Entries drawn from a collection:
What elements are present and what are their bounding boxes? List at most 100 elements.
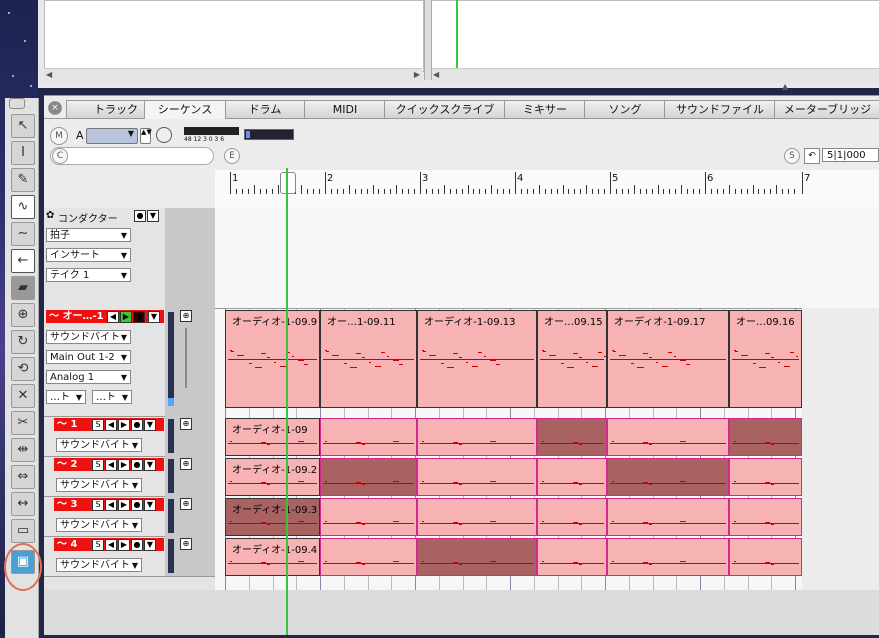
splitter-handle[interactable]: ▲ <box>782 82 788 91</box>
track-button[interactable]: ● <box>131 499 143 511</box>
zoom-small-icon[interactable]: ⊕ <box>180 498 192 510</box>
sub-region[interactable] <box>537 418 607 456</box>
conductor-dd-1[interactable]: インサート ▼ <box>46 248 131 262</box>
track-button[interactable]: ▼ <box>144 499 156 511</box>
sub-region[interactable] <box>417 418 537 456</box>
ibeam-icon[interactable]: I <box>11 141 35 165</box>
main-small-dd-1[interactable]: …ト ▼ <box>92 390 132 404</box>
main-small-dd-0[interactable]: …ト ▼ <box>46 390 86 404</box>
zoom-small-icon[interactable]: ⊕ <box>180 538 192 550</box>
record-icon[interactable]: ● <box>133 311 145 323</box>
tab-midi[interactable]: MIDI <box>304 100 386 118</box>
curve-icon[interactable]: ∿ <box>11 195 35 219</box>
main-fader[interactable] <box>185 328 187 388</box>
sub-region[interactable] <box>320 458 417 496</box>
tab-drum[interactable]: ドラム <box>224 100 306 118</box>
track-button[interactable]: ● <box>131 419 143 431</box>
conductor-dd-2[interactable]: テイク 1 ▼ <box>46 268 131 282</box>
split-icon[interactable]: ⇔ <box>11 465 35 489</box>
track-button[interactable]: ▼ <box>144 419 156 431</box>
track-button[interactable]: ◀ <box>105 539 117 551</box>
scissors-icon[interactable]: ✂ <box>11 411 35 435</box>
main-dd-2[interactable]: Analog 1 ▼ <box>46 370 131 384</box>
playhead-handle[interactable] <box>280 172 296 194</box>
sub-region[interactable] <box>729 418 802 456</box>
sub-region[interactable] <box>320 498 417 536</box>
track-button[interactable]: ◀ <box>105 419 117 431</box>
sub-region[interactable] <box>417 458 537 496</box>
a-select[interactable]: ▼ <box>86 128 138 144</box>
e-button[interactable]: E <box>224 148 240 164</box>
audio-region[interactable]: オー…09.16 <box>729 310 802 408</box>
sub-region[interactable] <box>537 458 607 496</box>
zoom-small-icon[interactable]: ⊕ <box>180 418 192 430</box>
track-button[interactable]: ▶ <box>118 459 130 471</box>
tab-quickscribe[interactable]: クイックスクライブ <box>384 100 506 118</box>
track-button[interactable]: ▼ <box>144 539 156 551</box>
sub-track-dropdown[interactable]: サウンドバイト ▼ <box>56 518 142 532</box>
play-icon[interactable]: ▶ <box>120 311 132 323</box>
s-button[interactable]: S <box>784 148 800 164</box>
stretch-icon[interactable]: ⇹ <box>11 438 35 462</box>
toolbox-close[interactable] <box>9 98 25 109</box>
audio-region[interactable]: オー…09.15 <box>537 310 607 408</box>
upper-right-scrollbar[interactable]: ◀ <box>431 68 879 83</box>
sub-region[interactable]: オーディオ-1-09.2 <box>225 458 320 496</box>
sub-region[interactable] <box>537 538 607 576</box>
sub-region[interactable] <box>729 498 802 536</box>
sub-region[interactable]: オーディオ-1-09.3 <box>225 498 320 536</box>
audio-region[interactable]: オー…1-09.11 <box>320 310 417 408</box>
track-button[interactable]: ◀ <box>105 459 117 471</box>
tab-sequence[interactable]: シーケンス <box>144 100 226 119</box>
track-button[interactable]: ● <box>131 539 143 551</box>
zoom-small-icon[interactable]: ⊕ <box>180 458 192 470</box>
track-button[interactable]: S <box>92 539 104 551</box>
zoom-icon[interactable]: ⊕ <box>11 303 35 327</box>
loop-icon[interactable]: ↻ <box>11 330 35 354</box>
speaker-icon[interactable]: ◀ <box>107 311 119 323</box>
arrow-left-icon[interactable]: ← <box>11 249 35 273</box>
undo-icon[interactable]: ↶ <box>804 148 820 164</box>
sub-region[interactable] <box>537 498 607 536</box>
menu-icon[interactable]: ▼ <box>148 311 160 323</box>
sub-region[interactable] <box>607 458 729 496</box>
position-field[interactable]: 5|1|000 <box>822 148 879 162</box>
close-icon[interactable]: × <box>48 101 62 115</box>
conductor-record-button[interactable]: ● <box>134 210 146 222</box>
track-button[interactable]: ● <box>131 459 143 471</box>
sub-region[interactable]: オーディオ-1-09.4 <box>225 538 320 576</box>
conductor-dd-0[interactable]: 拍子 ▼ <box>46 228 131 242</box>
audio-region[interactable]: オーディオ-1-09.13 <box>417 310 537 408</box>
sub-region[interactable]: オーディオ-1-09 <box>225 418 320 456</box>
sub-track-dropdown[interactable]: サウンドバイト ▼ <box>56 478 142 492</box>
sub-region[interactable] <box>320 538 417 576</box>
track-button[interactable]: ▼ <box>144 459 156 471</box>
zoom-small-icon[interactable]: ⊕ <box>180 310 192 322</box>
x-icon[interactable]: ✕ <box>11 384 35 408</box>
sub-region[interactable] <box>729 458 802 496</box>
pointer-icon[interactable]: ↖ <box>11 114 35 138</box>
track-button[interactable]: ▶ <box>118 539 130 551</box>
knob-icon[interactable] <box>156 127 172 143</box>
track-button[interactable]: S <box>92 419 104 431</box>
pencil-icon[interactable]: ✎ <box>11 168 35 192</box>
upper-left-scrollbar[interactable]: ◀ ▶ <box>44 68 422 83</box>
track-button[interactable]: ▶ <box>118 419 130 431</box>
c-button[interactable]: C <box>52 148 68 164</box>
a-stepper[interactable]: ▲▼ <box>140 128 152 144</box>
comment-field[interactable]: C <box>50 147 214 165</box>
tab-soundfile[interactable]: サウンドファイル <box>664 100 776 118</box>
eraser-icon[interactable]: ▰ <box>11 276 35 300</box>
conductor-menu-button[interactable]: ▼ <box>147 210 159 222</box>
sub-region[interactable] <box>417 498 537 536</box>
wave-icon[interactable]: ∼ <box>11 222 35 246</box>
sub-region[interactable] <box>417 538 537 576</box>
arrange-area[interactable]: オーディオ-1-09.9 オー…1-09.11 オーディオ-1-09.13 オー…09… <box>215 208 879 590</box>
main-dd-1[interactable]: Main Out 1-2 ▼ <box>46 350 131 364</box>
playhead[interactable] <box>286 168 288 635</box>
main-dd-0[interactable]: サウンドバイト ▼ <box>46 330 131 344</box>
fit-icon[interactable]: ↔ <box>11 492 35 516</box>
sub-region[interactable] <box>320 418 417 456</box>
track-button[interactable]: S <box>92 459 104 471</box>
sub-region[interactable] <box>729 538 802 576</box>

◆ Problem details
Write out every line of the entries above without any change, but omit the pictures.

◆ Response to this task
What elements are present and what are their bounding boxes? List at most 100 elements.
splitter-handle[interactable]: ▲ <box>782 82 788 91</box>
track-button[interactable]: ● <box>131 499 143 511</box>
zoom-small-icon[interactable]: ⊕ <box>180 498 192 510</box>
sub-region[interactable] <box>537 418 607 456</box>
conductor-dd-1[interactable]: インサート ▼ <box>46 248 131 262</box>
track-button[interactable]: ▼ <box>144 499 156 511</box>
sub-region[interactable] <box>417 418 537 456</box>
ibeam-icon[interactable]: I <box>11 141 35 165</box>
main-small-dd-1[interactable]: …ト ▼ <box>92 390 132 404</box>
main-small-dd-0[interactable]: …ト ▼ <box>46 390 86 404</box>
zoom-small-icon[interactable]: ⊕ <box>180 538 192 550</box>
record-icon[interactable]: ● <box>133 311 145 323</box>
tab-midi[interactable]: MIDI <box>304 100 386 118</box>
curve-icon[interactable]: ∿ <box>11 195 35 219</box>
main-fader[interactable] <box>185 328 187 388</box>
sub-region[interactable] <box>320 458 417 496</box>
tab-drum[interactable]: ドラム <box>224 100 306 118</box>
track-button[interactable]: ● <box>131 419 143 431</box>
conductor-dd-2[interactable]: テイク 1 ▼ <box>46 268 131 282</box>
split-icon[interactable]: ⇔ <box>11 465 35 489</box>
track-button[interactable]: ▼ <box>144 419 156 431</box>
track-button[interactable]: ◀ <box>105 539 117 551</box>
scissors-icon[interactable]: ✂ <box>11 411 35 435</box>
main-dd-2[interactable]: Analog 1 ▼ <box>46 370 131 384</box>
playhead-handle[interactable] <box>280 172 296 194</box>
sub-region[interactable] <box>729 418 802 456</box>
sub-region[interactable] <box>320 498 417 536</box>
track-button[interactable]: ◀ <box>105 419 117 431</box>
sub-region[interactable] <box>417 458 537 496</box>
a-select[interactable]: ▼ <box>86 128 138 144</box>
e-button[interactable]: E <box>224 148 240 164</box>
audio-region[interactable]: オー…09.16 <box>729 310 802 408</box>
sub-region[interactable] <box>537 458 607 496</box>
zoom-small-icon[interactable]: ⊕ <box>180 418 192 430</box>
track-button[interactable]: ▶ <box>118 459 130 471</box>
tab-quickscribe[interactable]: クイックスクライブ <box>384 100 506 118</box>
track-button[interactable]: ▼ <box>144 539 156 551</box>
sub-track-dropdown[interactable]: サウンドバイト ▼ <box>56 518 142 532</box>
play-icon[interactable]: ▶ <box>120 311 132 323</box>
s-button[interactable]: S <box>784 148 800 164</box>
stretch-icon[interactable]: ⇹ <box>11 438 35 462</box>
toolbox-close[interactable] <box>9 98 25 109</box>
audio-region[interactable]: オー…09.15 <box>537 310 607 408</box>
upper-right-scrollbar[interactable]: ◀ <box>431 68 879 83</box>
sub-region[interactable]: オーディオ-1-09.2 <box>225 458 320 496</box>
sub-region[interactable] <box>537 538 607 576</box>
sub-region[interactable] <box>729 498 802 536</box>
sub-region[interactable]: オーディオ-1-09.3 <box>225 498 320 536</box>
audio-region[interactable]: オー…1-09.11 <box>320 310 417 408</box>
track-button[interactable]: ◀ <box>105 459 117 471</box>
tab-sequence[interactable]: シーケンス <box>144 100 226 119</box>
track-button[interactable]: ● <box>131 539 143 551</box>
zoom-small-icon[interactable]: ⊕ <box>180 458 192 470</box>
track-button[interactable]: S <box>92 539 104 551</box>
zoom-icon[interactable]: ⊕ <box>11 303 35 327</box>
loop-icon[interactable]: ↻ <box>11 330 35 354</box>
speaker-icon[interactable]: ◀ <box>107 311 119 323</box>
arrow-left-icon[interactable]: ← <box>11 249 35 273</box>
undo-icon[interactable]: ↶ <box>804 148 820 164</box>
sub-region[interactable] <box>537 498 607 536</box>
menu-icon[interactable]: ▼ <box>148 311 160 323</box>
sub-region[interactable] <box>607 458 729 496</box>
position-field[interactable]: 5|1|000 <box>822 148 879 162</box>
close-icon[interactable]: × <box>48 101 62 115</box>
conductor-record-button[interactable]: ● <box>134 210 146 222</box>
track-button[interactable]: ● <box>131 459 143 471</box>
sub-region[interactable]: オーディオ-1-09.4 <box>225 538 320 576</box>
conductor-dd-0[interactable]: 拍子 ▼ <box>46 228 131 242</box>
audio-region[interactable]: オーディオ-1-09.13 <box>417 310 537 408</box>
sub-region[interactable]: オーディオ-1-09 <box>225 418 320 456</box>
sub-track-dropdown[interactable]: サウンドバイト ▼ <box>56 478 142 492</box>
sub-region[interactable] <box>320 538 417 576</box>
track-button[interactable]: ▼ <box>144 459 156 471</box>
zoom-small-icon[interactable]: ⊕ <box>180 310 192 322</box>
x-icon[interactable]: ✕ <box>11 384 35 408</box>
sub-region[interactable] <box>729 458 802 496</box>
pointer-icon[interactable]: ↖ <box>11 114 35 138</box>
track-button[interactable]: ▶ <box>118 539 130 551</box>
knob-icon[interactable] <box>156 127 172 143</box>
track-button[interactable]: S <box>92 419 104 431</box>
pencil-icon[interactable]: ✎ <box>11 168 35 192</box>
upper-left-scrollbar[interactable]: ◀ ▶ <box>44 68 422 83</box>
track-button[interactable]: ▶ <box>118 419 130 431</box>
c-button[interactable]: C <box>52 148 68 164</box>
a-stepper[interactable]: ▲▼ <box>140 128 152 144</box>
comment-field[interactable]: C <box>50 147 214 165</box>
tab-soundfile[interactable]: サウンドファイル <box>664 100 776 118</box>
eraser-icon[interactable]: ▰ <box>11 276 35 300</box>
conductor-menu-button[interactable]: ▼ <box>147 210 159 222</box>
sub-region[interactable] <box>417 498 537 536</box>
wave-icon[interactable]: ∼ <box>11 222 35 246</box>
sub-region[interactable] <box>417 538 537 576</box>
arrange-area[interactable]: オーディオ-1-09.9 オー…1-09.11 オーディオ-1-09.13 オー…09… <box>215 208 879 590</box>
main-dd-1[interactable]: Main Out 1-2 ▼ <box>46 350 131 364</box>
playhead[interactable] <box>286 168 288 635</box>
main-dd-0[interactable]: サウンドバイト ▼ <box>46 330 131 344</box>
fit-icon[interactable]: ↔ <box>11 492 35 516</box>
sub-region[interactable] <box>320 418 417 456</box>
track-button[interactable]: S <box>92 459 104 471</box>
sub-region[interactable] <box>729 538 802 576</box>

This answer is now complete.